Scan the records for the string "structured"; copy each line where it occurs.

[The data]
------------------------------------------------------------

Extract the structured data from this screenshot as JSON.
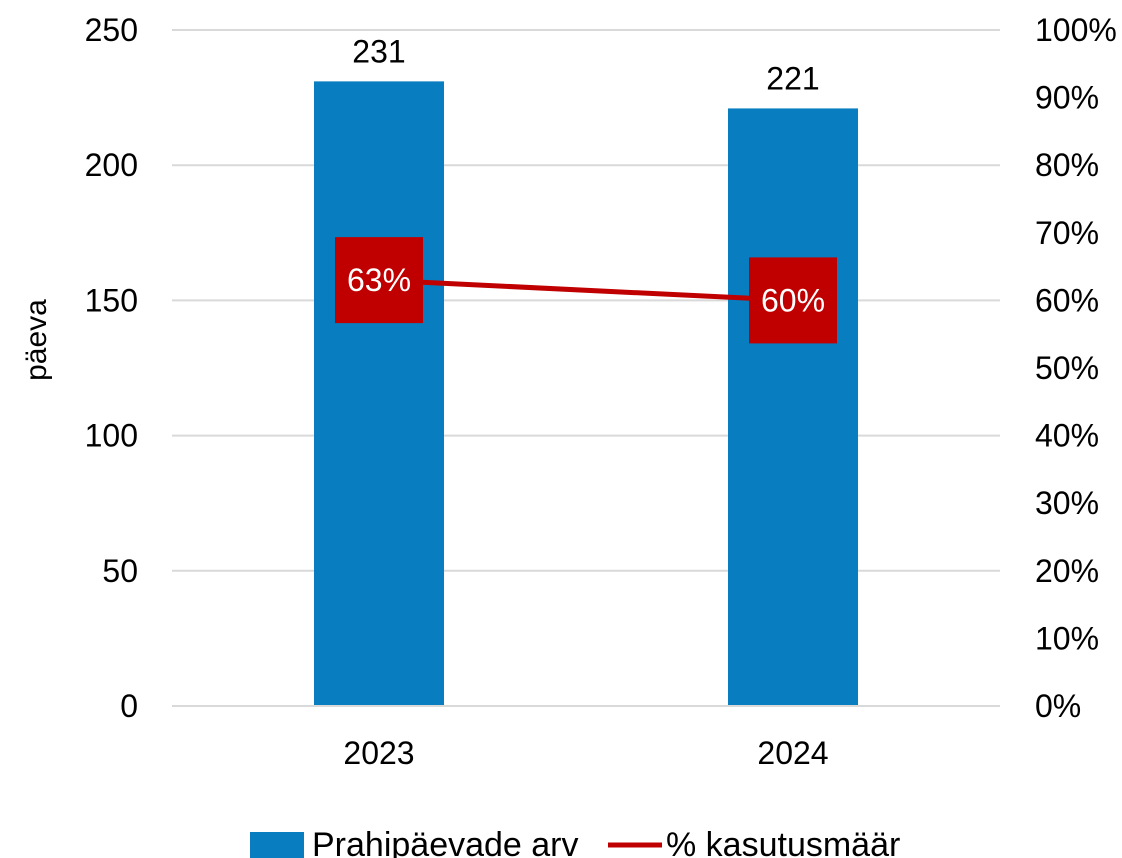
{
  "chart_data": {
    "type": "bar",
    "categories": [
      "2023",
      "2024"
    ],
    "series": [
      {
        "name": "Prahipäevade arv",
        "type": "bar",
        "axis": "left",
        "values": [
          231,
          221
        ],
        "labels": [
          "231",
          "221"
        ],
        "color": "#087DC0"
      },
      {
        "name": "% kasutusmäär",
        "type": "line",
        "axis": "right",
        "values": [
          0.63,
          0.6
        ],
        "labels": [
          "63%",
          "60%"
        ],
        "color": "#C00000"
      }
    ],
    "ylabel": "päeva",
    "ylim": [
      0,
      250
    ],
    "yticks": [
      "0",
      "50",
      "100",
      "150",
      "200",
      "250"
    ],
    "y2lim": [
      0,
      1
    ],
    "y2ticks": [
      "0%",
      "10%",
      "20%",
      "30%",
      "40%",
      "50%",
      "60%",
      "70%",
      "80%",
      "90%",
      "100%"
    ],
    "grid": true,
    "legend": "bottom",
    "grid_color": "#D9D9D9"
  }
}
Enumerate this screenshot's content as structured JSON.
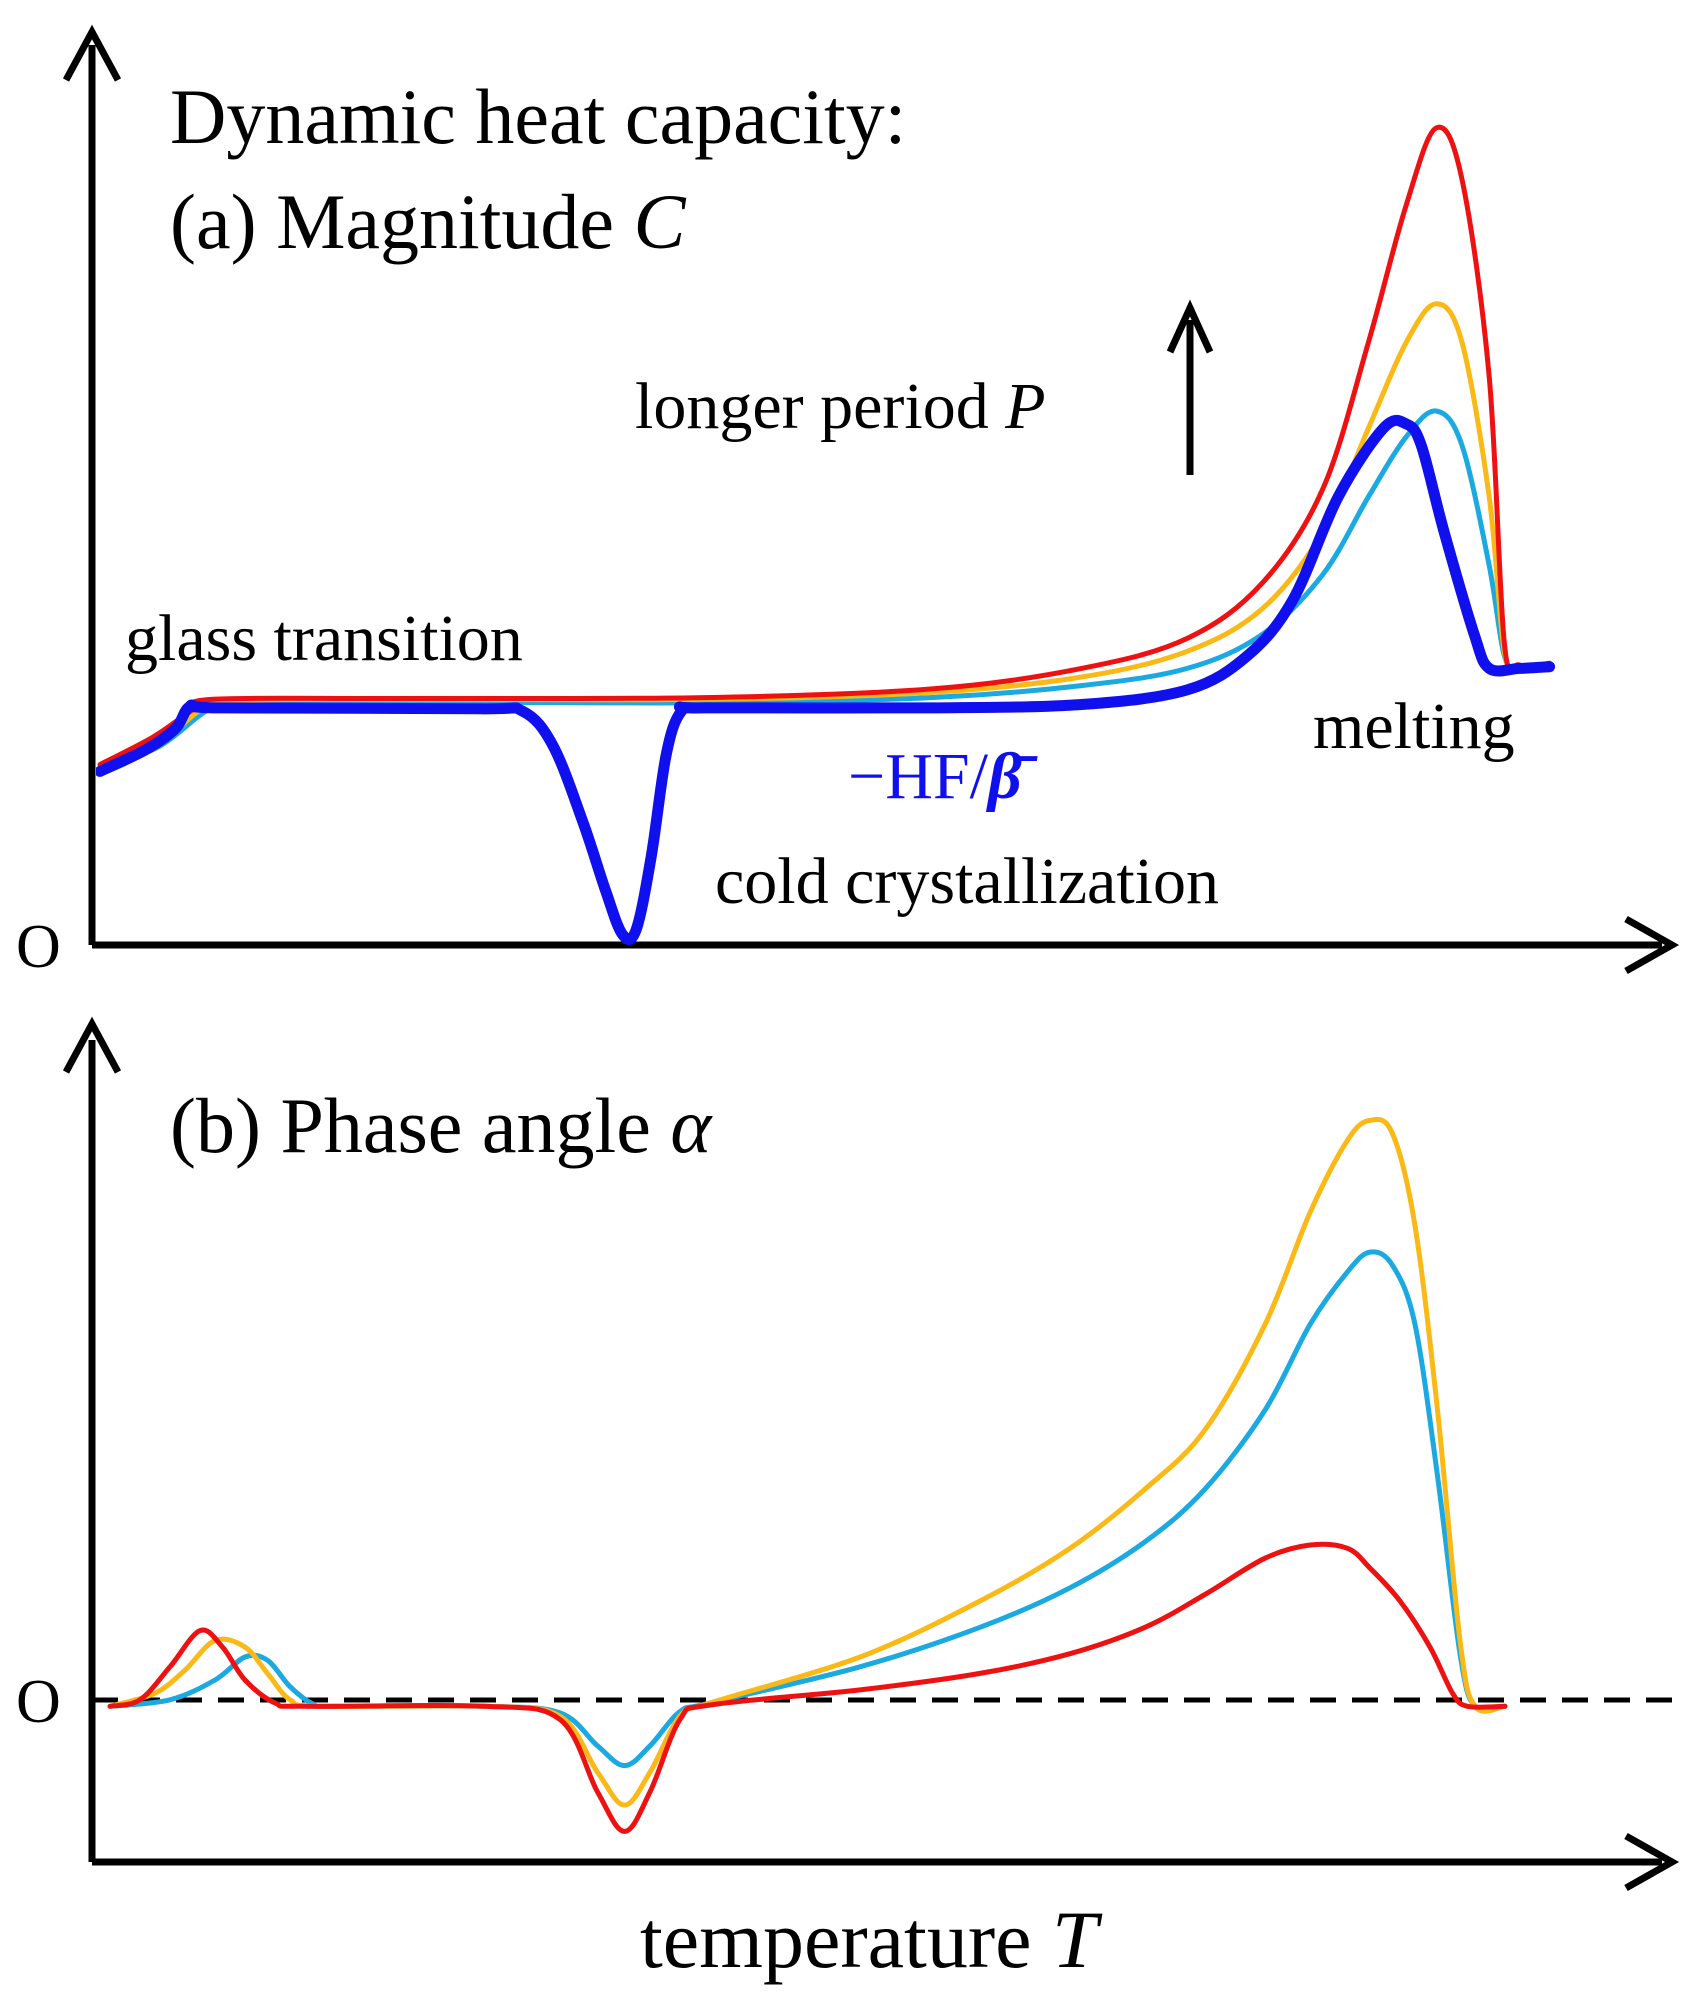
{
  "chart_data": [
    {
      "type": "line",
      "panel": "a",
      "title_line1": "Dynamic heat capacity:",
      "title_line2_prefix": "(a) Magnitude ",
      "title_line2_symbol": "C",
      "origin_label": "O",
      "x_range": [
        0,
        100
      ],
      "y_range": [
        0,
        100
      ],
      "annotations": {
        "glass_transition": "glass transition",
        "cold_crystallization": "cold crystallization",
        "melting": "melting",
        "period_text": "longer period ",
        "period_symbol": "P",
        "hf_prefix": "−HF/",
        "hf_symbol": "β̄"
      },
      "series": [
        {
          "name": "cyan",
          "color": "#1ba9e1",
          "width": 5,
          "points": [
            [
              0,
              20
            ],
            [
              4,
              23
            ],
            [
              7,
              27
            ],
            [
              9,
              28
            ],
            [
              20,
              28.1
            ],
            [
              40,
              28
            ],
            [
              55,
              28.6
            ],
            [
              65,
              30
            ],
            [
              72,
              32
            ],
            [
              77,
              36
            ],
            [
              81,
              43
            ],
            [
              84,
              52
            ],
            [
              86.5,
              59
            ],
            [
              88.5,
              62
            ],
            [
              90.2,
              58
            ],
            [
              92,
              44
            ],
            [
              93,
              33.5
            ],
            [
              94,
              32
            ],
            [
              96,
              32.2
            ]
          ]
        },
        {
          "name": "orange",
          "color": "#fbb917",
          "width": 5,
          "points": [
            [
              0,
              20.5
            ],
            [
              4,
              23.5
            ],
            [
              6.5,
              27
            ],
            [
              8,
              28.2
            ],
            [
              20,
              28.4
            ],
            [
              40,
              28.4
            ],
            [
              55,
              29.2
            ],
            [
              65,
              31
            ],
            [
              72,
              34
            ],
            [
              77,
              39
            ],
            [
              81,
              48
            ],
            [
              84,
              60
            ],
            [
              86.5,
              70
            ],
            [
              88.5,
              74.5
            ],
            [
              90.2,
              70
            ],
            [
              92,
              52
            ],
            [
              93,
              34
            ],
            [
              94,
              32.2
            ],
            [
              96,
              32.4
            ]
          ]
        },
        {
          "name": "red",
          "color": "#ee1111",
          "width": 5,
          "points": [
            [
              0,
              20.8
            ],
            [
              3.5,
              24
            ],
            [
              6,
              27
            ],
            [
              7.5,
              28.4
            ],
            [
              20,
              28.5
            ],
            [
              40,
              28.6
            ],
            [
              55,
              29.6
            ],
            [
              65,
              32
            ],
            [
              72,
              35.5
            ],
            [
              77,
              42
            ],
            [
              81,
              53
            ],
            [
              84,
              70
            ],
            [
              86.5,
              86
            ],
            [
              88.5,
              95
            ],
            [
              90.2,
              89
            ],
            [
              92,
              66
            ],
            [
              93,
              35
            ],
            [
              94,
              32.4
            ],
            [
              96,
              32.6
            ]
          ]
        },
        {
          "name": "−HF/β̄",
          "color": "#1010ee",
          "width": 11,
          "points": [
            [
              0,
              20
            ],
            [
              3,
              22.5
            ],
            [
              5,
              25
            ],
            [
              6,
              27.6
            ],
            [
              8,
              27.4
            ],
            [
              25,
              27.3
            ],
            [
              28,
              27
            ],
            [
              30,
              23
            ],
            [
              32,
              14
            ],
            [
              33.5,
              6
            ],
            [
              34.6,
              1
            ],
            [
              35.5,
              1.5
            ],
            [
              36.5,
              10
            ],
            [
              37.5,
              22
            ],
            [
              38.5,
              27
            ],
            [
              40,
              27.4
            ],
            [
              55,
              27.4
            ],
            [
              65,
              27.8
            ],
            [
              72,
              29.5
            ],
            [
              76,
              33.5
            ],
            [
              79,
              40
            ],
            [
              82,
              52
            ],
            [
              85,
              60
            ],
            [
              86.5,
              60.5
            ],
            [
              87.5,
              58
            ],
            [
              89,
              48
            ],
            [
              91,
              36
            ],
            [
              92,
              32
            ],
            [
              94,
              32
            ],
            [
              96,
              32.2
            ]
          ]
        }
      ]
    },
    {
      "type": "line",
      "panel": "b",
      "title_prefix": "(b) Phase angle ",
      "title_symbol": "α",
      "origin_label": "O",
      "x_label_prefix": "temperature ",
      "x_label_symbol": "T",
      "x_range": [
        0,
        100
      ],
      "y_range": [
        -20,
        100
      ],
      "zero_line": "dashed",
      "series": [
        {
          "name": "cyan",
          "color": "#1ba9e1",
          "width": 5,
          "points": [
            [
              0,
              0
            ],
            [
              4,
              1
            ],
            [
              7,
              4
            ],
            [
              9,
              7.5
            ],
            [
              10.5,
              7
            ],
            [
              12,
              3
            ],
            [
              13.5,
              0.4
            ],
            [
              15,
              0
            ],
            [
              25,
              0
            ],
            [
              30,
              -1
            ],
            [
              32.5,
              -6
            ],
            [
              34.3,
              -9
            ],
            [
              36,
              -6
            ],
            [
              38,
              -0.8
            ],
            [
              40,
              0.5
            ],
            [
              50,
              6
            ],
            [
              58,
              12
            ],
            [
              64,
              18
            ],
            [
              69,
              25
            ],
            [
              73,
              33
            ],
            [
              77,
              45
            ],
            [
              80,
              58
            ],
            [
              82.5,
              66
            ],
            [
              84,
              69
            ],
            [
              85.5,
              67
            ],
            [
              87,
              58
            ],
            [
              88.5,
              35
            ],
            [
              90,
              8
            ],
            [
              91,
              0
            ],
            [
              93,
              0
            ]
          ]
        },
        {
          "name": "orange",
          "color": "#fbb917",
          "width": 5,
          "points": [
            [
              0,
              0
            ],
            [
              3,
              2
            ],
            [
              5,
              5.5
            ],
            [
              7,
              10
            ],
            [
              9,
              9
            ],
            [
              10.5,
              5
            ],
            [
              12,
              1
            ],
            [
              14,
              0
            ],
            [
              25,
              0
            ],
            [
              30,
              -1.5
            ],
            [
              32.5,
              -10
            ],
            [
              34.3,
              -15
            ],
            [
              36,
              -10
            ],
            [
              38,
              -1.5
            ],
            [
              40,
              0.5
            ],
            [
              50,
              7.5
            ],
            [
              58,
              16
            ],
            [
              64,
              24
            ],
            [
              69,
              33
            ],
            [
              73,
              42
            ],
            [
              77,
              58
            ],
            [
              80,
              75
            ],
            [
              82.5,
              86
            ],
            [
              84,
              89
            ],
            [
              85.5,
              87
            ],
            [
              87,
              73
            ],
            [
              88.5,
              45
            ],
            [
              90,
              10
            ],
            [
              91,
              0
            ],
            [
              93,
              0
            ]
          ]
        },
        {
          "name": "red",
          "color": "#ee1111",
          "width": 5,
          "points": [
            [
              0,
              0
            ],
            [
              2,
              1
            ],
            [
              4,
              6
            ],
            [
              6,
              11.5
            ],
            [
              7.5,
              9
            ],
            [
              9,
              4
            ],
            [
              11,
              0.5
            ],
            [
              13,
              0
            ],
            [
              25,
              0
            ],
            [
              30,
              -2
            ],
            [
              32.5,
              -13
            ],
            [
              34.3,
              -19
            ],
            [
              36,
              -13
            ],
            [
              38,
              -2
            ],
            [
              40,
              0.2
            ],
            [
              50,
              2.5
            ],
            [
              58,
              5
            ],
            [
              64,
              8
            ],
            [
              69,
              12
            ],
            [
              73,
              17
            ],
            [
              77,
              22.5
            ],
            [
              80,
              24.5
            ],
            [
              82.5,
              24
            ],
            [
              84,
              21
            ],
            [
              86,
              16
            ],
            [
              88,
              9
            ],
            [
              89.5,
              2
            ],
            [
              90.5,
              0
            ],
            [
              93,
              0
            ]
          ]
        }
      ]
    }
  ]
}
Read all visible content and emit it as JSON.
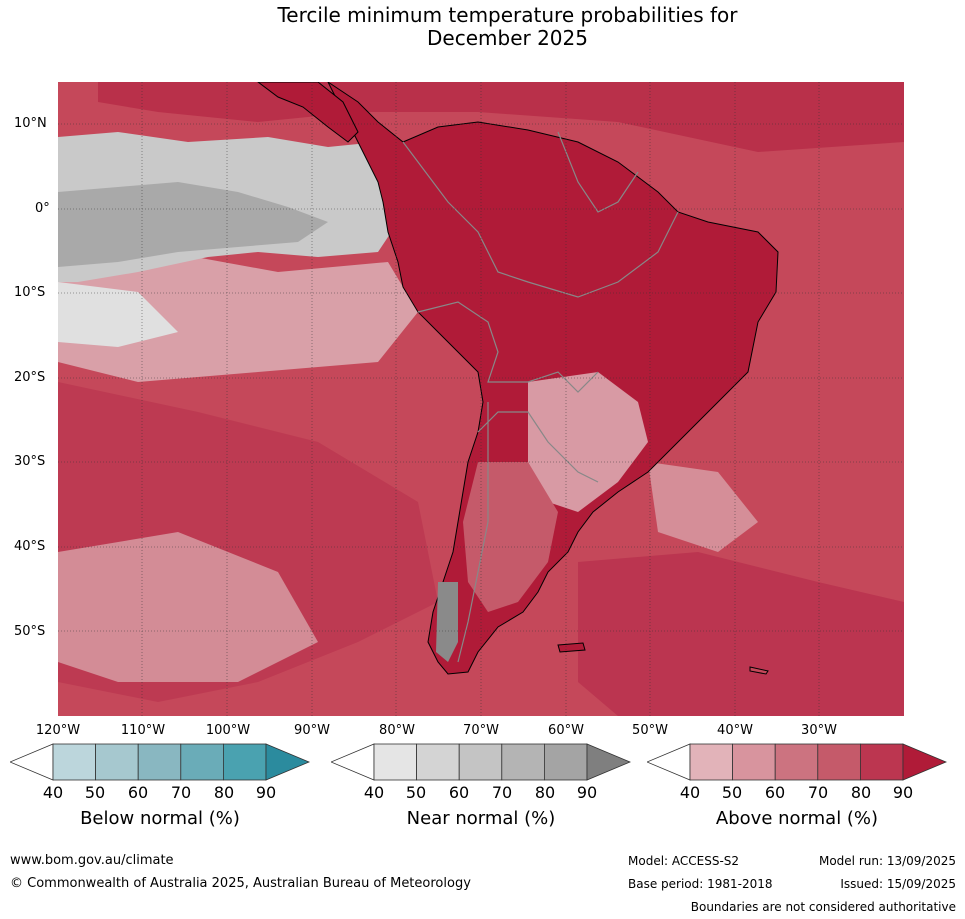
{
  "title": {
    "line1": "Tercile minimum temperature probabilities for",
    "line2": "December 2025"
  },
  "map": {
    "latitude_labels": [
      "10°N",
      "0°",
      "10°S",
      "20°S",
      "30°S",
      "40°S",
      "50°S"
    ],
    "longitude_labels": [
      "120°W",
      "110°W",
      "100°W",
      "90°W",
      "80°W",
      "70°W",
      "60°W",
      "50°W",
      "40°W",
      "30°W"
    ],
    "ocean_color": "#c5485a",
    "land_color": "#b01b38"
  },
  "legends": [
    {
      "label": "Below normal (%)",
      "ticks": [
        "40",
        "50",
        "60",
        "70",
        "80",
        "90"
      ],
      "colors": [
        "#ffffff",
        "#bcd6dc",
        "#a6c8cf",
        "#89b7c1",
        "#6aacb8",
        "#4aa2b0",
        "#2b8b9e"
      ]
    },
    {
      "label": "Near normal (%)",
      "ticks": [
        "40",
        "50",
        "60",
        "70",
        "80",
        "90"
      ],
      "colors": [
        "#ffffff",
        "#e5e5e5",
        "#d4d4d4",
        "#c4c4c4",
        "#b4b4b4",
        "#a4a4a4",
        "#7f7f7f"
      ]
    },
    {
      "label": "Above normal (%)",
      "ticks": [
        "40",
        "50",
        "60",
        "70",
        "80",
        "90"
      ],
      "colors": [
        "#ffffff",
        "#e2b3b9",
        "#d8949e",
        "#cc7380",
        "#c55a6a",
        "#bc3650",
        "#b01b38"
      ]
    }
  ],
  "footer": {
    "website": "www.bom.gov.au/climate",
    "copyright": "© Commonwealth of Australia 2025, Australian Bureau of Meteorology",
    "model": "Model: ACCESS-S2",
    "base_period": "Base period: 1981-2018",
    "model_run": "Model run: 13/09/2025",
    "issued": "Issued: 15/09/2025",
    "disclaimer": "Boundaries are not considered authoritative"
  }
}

------------------------------------------------------------

[The result]
Extract the structured data from this screenshot as JSON.
Enumerate this screenshot's content as structured JSON.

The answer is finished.